#### [Objective]
Repeat the material exactly as it appears.

━━━ Dataset extract

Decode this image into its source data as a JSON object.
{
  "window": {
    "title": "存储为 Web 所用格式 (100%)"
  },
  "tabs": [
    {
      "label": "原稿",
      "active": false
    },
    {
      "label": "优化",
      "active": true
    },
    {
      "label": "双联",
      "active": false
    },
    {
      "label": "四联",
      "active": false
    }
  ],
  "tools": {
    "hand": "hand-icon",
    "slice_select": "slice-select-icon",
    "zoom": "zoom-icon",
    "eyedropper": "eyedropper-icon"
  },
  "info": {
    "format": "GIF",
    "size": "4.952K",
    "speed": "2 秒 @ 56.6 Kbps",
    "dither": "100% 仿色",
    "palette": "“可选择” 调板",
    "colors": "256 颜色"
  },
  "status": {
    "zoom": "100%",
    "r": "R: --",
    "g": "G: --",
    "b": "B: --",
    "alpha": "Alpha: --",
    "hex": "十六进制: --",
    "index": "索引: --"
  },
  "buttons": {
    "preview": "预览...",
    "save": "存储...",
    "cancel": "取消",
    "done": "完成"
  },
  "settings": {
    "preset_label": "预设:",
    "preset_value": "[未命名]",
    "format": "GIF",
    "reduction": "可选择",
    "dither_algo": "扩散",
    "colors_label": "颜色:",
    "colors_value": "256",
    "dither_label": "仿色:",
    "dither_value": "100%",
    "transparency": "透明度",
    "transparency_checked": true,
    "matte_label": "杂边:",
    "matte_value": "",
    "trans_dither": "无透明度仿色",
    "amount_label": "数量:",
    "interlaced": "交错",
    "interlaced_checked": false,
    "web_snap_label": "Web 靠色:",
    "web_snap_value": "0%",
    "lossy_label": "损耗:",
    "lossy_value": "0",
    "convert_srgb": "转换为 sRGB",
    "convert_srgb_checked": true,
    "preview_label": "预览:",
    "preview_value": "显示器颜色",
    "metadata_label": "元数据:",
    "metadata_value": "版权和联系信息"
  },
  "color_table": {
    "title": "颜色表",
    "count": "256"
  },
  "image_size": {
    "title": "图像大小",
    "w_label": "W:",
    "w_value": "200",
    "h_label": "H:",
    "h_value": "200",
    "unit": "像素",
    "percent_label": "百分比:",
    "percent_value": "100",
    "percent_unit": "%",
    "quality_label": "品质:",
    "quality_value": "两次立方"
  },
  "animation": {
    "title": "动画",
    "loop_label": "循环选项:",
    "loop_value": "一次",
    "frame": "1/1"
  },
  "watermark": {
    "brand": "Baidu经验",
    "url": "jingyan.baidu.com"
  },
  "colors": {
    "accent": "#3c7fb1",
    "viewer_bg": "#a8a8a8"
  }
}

━━━━━━

#### [The response]
Decode this image into its source data as a JSON object.
{
  "window": {
    "title": "存储为 Web 所用格式 (100%)"
  },
  "tabs": [
    {
      "label": "原稿",
      "active": false
    },
    {
      "label": "优化",
      "active": true
    },
    {
      "label": "双联",
      "active": false
    },
    {
      "label": "四联",
      "active": false
    }
  ],
  "tools": {
    "hand": "hand-icon",
    "slice_select": "slice-select-icon",
    "zoom": "zoom-icon",
    "eyedropper": "eyedropper-icon"
  },
  "info": {
    "format": "GIF",
    "size": "4.952K",
    "speed": "2 秒 @ 56.6 Kbps",
    "dither": "100% 仿色",
    "palette": "“可选择” 调板",
    "colors": "256 颜色"
  },
  "status": {
    "zoom": "100%",
    "r": "R: --",
    "g": "G: --",
    "b": "B: --",
    "alpha": "Alpha: --",
    "hex": "十六进制: --",
    "index": "索引: --"
  },
  "buttons": {
    "preview": "预览...",
    "save": "存储...",
    "cancel": "取消",
    "done": "完成"
  },
  "settings": {
    "preset_label": "预设:",
    "preset_value": "[未命名]",
    "format": "GIF",
    "reduction": "可选择",
    "dither_algo": "扩散",
    "colors_label": "颜色:",
    "colors_value": "256",
    "dither_label": "仿色:",
    "dither_value": "100%",
    "transparency": "透明度",
    "transparency_checked": true,
    "matte_label": "杂边:",
    "matte_value": "",
    "trans_dither": "无透明度仿色",
    "amount_label": "数量:",
    "interlaced": "交错",
    "interlaced_checked": false,
    "web_snap_label": "Web 靠色:",
    "web_snap_value": "0%",
    "lossy_label": "损耗:",
    "lossy_value": "0",
    "convert_srgb": "转换为 sRGB",
    "convert_srgb_checked": true,
    "preview_label": "预览:",
    "preview_value": "显示器颜色",
    "metadata_label": "元数据:",
    "metadata_value": "版权和联系信息"
  },
  "color_table": {
    "title": "颜色表",
    "count": "256"
  },
  "image_size": {
    "title": "图像大小",
    "w_label": "W:",
    "w_value": "200",
    "h_label": "H:",
    "h_value": "200",
    "unit": "像素",
    "percent_label": "百分比:",
    "percent_value": "100",
    "percent_unit": "%",
    "quality_label": "品质:",
    "quality_value": "两次立方"
  },
  "animation": {
    "title": "动画",
    "loop_label": "循环选项:",
    "loop_value": "一次",
    "frame": "1/1"
  },
  "watermark": {
    "brand": "Baidu经验",
    "url": "jingyan.baidu.com"
  },
  "colors": {
    "accent": "#3c7fb1",
    "viewer_bg": "#a8a8a8"
  }
}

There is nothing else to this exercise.